In your copy, leave out the pictures; write out all the data exactly.

----------------

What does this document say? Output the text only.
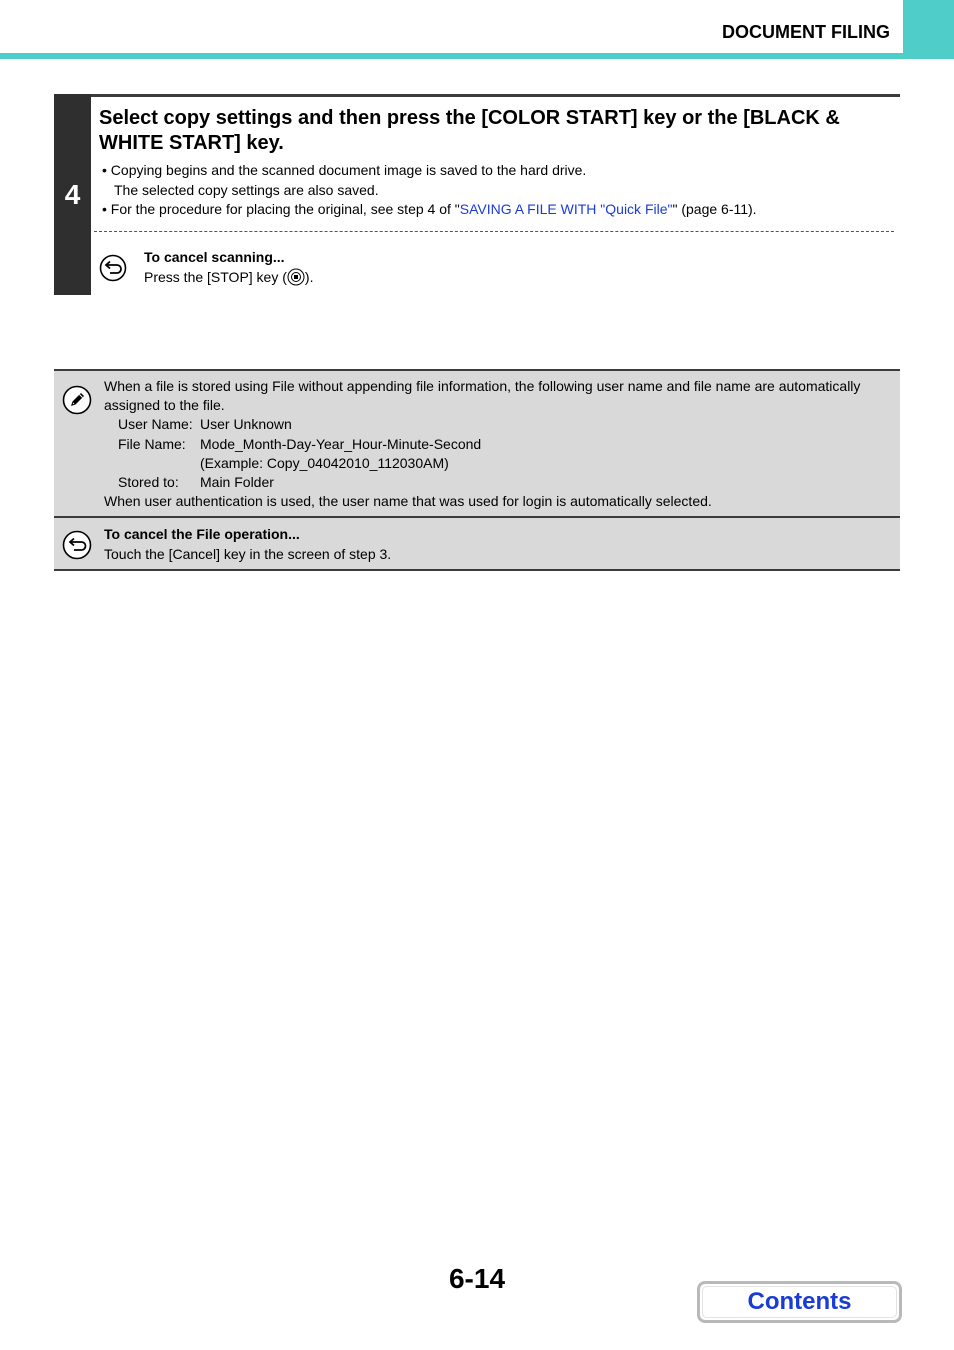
DOCUMENT FILING
4
Select copy settings and then press the [COLOR START] key or the [BLACK & WHITE START] key.
• Copying begins and the scanned document image is saved to the hard drive.
The selected copy settings are also saved.
• For the procedure for placing the original, see step 4 of "SAVING A FILE WITH "Quick File"" (page 6-11).
To cancel scanning...
Press the [STOP] key ( ).
When a file is stored using File without appending file information, the following user name and file name are automatically assigned to the file.
User Name: User Unknown
File Name:	Mode_Month-Day-Year_Hour-Minute-Second
(Example: Copy_04042010_112030AM)
Stored to:	Main Folder
When user authentication is used, the user name that was used for login is automatically selected.
To cancel the File operation...
Touch the [Cancel] key in the screen of step 3.
6-14
Contents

----------------

▸ RESULT OF THIS EXERCISE:
What does this document say? Output the text only.
DOCUMENT FILING
4
Select copy settings and then press the [COLOR START] key or the [BLACK & WHITE START] key.
• Copying begins and the scanned document image is saved to the hard drive.
The selected copy settings are also saved.
• For the procedure for placing the original, see step 4 of "SAVING A FILE WITH "Quick File"" (page 6-11).
To cancel scanning...
Press the [STOP] key ( ).
When a file is stored using File without appending file information, the following user name and file name are automatically assigned to the file.
User Name: User Unknown
File Name:	Mode_Month-Day-Year_Hour-Minute-Second
(Example: Copy_04042010_112030AM)
Stored to:	Main Folder
When user authentication is used, the user name that was used for login is automatically selected.
To cancel the File operation...
Touch the [Cancel] key in the screen of step 3.
6-14
Contents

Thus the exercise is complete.